What the exercise asks: For each line that holds "marker", copy the line out.

Stored data
============

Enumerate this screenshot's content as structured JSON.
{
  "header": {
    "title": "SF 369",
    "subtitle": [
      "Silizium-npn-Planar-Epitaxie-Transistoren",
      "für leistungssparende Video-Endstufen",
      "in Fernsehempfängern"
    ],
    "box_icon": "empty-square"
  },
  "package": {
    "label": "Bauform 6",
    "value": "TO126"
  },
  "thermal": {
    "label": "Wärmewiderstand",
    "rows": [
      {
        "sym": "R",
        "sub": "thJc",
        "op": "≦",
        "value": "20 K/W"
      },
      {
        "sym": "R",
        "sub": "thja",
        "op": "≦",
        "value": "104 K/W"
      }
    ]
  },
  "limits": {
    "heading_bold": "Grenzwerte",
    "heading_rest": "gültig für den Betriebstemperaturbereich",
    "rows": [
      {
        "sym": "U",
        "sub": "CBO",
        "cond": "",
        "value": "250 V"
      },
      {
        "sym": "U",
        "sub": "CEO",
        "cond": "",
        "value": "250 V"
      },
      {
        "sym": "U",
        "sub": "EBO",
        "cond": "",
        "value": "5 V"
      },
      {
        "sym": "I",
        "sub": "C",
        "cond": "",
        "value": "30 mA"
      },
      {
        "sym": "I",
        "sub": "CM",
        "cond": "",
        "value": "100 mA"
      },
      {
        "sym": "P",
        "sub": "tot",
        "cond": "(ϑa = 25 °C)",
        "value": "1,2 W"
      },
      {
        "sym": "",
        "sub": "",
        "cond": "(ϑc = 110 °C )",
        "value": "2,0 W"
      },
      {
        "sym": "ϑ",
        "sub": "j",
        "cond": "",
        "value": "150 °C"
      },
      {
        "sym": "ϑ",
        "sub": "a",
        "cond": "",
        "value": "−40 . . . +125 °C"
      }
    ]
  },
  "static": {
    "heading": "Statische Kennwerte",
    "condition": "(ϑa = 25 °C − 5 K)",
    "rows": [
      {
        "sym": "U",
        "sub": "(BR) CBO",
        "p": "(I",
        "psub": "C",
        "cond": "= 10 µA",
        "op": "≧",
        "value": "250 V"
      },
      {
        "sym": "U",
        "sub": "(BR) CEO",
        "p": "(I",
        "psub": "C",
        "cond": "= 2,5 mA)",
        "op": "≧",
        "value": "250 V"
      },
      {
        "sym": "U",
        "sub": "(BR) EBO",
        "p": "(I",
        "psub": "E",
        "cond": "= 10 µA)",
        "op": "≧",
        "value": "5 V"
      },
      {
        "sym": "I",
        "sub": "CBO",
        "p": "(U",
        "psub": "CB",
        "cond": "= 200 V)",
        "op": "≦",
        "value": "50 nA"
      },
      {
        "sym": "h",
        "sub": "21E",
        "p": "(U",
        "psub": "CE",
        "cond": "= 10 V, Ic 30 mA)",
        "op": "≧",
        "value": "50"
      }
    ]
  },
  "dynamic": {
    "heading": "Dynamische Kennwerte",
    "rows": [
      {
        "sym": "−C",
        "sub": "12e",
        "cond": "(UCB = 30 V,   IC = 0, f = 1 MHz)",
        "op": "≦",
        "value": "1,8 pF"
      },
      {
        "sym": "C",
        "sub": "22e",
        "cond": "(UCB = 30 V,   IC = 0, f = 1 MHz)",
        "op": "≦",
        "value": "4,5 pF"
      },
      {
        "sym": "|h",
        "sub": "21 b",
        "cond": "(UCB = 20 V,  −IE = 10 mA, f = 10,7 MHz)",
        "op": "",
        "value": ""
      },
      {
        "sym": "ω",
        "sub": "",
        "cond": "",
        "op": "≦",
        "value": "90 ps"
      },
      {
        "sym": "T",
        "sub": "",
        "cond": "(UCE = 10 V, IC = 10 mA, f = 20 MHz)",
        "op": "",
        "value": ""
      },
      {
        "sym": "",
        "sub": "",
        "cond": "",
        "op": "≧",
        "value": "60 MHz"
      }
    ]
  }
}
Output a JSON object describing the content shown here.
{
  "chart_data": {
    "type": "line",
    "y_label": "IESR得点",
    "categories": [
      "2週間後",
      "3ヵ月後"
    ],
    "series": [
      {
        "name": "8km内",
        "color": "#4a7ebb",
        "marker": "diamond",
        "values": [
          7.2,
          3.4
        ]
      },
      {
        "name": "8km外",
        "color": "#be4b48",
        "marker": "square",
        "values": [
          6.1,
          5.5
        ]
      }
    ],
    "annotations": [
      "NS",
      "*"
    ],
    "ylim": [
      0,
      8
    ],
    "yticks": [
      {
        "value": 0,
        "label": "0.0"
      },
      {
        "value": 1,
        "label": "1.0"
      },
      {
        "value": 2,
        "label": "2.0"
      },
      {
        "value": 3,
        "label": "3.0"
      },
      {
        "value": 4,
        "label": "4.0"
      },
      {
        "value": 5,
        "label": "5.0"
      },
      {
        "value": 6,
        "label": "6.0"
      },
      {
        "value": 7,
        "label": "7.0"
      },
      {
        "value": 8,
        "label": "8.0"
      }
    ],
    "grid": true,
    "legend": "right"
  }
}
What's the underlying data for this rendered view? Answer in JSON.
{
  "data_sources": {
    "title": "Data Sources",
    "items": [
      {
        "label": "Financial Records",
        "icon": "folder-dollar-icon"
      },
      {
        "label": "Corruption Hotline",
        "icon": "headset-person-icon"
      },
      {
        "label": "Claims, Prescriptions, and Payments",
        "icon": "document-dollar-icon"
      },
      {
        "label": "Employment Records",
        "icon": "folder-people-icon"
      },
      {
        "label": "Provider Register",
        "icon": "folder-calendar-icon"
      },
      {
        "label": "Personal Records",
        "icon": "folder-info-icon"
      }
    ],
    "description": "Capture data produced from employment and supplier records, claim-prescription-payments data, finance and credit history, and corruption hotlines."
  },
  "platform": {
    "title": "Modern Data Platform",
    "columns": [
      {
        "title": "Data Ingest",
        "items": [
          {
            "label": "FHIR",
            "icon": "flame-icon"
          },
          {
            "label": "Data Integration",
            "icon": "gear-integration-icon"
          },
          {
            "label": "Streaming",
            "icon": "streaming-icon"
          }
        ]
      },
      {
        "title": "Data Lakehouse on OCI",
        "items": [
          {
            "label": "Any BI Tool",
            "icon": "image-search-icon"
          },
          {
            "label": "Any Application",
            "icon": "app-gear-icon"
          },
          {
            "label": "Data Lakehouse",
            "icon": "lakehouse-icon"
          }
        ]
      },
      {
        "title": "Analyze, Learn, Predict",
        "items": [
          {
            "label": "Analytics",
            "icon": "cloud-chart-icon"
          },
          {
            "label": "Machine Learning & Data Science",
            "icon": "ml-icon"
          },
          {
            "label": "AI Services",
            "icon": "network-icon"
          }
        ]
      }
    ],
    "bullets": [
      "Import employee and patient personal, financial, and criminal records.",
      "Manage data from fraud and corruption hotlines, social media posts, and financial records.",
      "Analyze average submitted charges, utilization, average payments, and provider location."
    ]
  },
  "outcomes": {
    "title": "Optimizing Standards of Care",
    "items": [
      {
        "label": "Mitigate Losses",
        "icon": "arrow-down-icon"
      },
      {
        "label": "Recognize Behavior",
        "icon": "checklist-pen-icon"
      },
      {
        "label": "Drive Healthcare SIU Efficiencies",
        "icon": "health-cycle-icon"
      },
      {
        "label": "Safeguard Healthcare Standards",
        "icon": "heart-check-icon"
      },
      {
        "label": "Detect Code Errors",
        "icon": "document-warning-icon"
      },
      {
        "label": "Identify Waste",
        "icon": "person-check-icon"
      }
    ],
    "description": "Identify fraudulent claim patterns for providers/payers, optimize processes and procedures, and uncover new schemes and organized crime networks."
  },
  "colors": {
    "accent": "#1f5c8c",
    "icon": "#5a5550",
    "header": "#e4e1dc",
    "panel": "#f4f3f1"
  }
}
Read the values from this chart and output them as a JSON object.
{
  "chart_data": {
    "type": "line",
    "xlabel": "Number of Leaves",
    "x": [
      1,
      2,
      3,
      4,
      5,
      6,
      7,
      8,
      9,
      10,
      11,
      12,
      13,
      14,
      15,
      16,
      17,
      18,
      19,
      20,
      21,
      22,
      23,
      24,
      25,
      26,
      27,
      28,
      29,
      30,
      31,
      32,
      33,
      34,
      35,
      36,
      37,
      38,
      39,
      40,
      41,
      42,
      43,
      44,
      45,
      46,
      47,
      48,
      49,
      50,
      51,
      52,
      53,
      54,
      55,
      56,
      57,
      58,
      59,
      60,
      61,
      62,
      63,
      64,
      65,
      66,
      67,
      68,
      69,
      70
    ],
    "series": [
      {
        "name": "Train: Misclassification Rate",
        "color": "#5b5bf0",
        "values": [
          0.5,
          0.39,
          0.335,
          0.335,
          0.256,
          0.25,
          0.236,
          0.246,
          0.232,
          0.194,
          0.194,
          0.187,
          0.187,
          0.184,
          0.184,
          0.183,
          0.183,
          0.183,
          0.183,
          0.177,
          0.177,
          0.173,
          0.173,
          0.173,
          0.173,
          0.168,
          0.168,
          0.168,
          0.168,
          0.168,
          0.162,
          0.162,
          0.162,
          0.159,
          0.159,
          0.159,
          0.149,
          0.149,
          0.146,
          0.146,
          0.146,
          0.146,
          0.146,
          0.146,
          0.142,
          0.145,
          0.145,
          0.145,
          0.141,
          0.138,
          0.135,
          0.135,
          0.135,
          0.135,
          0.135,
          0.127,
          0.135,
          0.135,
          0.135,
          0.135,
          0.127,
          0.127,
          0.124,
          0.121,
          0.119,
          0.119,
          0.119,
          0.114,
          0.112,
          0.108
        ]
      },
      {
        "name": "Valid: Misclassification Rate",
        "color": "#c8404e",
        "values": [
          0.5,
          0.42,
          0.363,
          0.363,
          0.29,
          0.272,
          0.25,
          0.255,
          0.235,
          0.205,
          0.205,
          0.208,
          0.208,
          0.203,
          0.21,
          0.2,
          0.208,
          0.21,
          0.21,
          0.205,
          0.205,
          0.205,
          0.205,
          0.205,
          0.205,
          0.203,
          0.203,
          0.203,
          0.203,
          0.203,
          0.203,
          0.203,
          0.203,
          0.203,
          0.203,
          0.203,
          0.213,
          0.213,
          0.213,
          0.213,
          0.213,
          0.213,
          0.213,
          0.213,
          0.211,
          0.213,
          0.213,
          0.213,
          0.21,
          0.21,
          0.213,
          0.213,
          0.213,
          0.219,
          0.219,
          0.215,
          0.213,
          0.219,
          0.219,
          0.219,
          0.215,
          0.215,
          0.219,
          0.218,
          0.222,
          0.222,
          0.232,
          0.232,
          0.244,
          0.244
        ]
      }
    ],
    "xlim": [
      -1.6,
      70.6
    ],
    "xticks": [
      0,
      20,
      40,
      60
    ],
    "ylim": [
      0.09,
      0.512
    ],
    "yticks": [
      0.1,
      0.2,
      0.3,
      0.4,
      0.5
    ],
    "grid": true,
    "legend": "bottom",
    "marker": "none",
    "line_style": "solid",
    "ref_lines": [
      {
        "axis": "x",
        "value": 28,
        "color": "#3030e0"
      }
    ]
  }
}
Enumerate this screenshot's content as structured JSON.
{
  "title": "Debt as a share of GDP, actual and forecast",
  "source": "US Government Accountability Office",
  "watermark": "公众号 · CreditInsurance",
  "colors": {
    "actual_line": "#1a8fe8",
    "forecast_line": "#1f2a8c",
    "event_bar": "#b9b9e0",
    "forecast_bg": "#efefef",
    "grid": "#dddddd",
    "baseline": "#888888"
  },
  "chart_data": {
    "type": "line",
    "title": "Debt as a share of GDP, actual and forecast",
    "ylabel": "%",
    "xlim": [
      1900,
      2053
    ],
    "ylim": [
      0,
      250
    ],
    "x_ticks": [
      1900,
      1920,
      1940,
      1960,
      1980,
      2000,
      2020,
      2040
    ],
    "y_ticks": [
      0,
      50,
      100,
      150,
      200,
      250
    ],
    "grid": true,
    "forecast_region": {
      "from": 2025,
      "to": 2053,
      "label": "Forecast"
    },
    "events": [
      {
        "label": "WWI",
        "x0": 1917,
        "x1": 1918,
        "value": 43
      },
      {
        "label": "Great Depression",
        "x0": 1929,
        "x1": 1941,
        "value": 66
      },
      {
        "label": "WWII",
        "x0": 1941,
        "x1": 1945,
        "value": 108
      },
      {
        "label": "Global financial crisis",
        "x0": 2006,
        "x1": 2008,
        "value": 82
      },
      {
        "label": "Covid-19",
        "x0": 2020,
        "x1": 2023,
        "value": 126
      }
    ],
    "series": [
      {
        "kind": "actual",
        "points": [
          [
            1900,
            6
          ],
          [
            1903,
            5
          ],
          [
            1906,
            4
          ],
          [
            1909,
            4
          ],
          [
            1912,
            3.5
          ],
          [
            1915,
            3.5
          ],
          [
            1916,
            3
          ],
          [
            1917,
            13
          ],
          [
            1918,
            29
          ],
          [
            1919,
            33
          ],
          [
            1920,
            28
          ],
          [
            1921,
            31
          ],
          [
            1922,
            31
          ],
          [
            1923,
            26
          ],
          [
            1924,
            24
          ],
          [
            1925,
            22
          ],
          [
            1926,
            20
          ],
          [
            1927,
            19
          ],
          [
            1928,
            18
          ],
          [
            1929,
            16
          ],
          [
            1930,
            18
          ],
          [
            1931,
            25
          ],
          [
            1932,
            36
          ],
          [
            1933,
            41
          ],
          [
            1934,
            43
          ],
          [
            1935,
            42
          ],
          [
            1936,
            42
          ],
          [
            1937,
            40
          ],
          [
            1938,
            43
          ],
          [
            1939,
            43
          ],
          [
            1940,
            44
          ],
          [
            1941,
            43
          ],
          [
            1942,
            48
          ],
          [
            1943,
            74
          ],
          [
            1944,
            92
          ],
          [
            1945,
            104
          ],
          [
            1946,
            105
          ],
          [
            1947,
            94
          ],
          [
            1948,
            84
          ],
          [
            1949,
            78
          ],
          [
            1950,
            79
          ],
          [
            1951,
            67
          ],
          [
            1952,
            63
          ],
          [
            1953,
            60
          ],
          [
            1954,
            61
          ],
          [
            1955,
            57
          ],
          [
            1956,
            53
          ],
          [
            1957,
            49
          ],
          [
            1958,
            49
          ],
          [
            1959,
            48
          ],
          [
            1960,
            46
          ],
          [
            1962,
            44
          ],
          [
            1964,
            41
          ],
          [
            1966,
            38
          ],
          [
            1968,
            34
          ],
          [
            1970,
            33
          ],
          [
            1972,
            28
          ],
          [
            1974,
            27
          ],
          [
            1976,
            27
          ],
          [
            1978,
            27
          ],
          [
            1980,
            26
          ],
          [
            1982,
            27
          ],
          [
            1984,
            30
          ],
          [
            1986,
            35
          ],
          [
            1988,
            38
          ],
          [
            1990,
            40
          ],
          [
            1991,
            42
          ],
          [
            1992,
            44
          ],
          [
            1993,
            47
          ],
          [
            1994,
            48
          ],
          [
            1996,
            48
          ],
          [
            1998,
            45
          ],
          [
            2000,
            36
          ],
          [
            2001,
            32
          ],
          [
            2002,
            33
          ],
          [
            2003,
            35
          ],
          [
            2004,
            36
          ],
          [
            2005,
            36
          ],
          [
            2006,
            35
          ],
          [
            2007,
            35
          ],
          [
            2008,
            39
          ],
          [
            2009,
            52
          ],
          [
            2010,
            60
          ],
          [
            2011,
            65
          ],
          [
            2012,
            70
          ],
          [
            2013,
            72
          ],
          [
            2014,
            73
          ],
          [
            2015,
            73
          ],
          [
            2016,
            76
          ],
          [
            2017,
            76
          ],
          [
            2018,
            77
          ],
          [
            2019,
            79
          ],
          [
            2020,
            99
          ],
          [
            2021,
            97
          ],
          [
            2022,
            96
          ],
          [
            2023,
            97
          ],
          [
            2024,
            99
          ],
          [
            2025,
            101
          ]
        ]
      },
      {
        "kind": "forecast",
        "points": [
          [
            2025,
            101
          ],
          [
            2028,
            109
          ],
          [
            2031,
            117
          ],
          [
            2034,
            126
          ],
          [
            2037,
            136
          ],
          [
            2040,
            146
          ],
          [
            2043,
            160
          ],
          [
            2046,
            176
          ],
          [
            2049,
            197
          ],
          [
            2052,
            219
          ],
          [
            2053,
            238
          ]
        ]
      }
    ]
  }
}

============

Response:
        "marker": "diamond",
        "marker": "square",
    "marker": "none",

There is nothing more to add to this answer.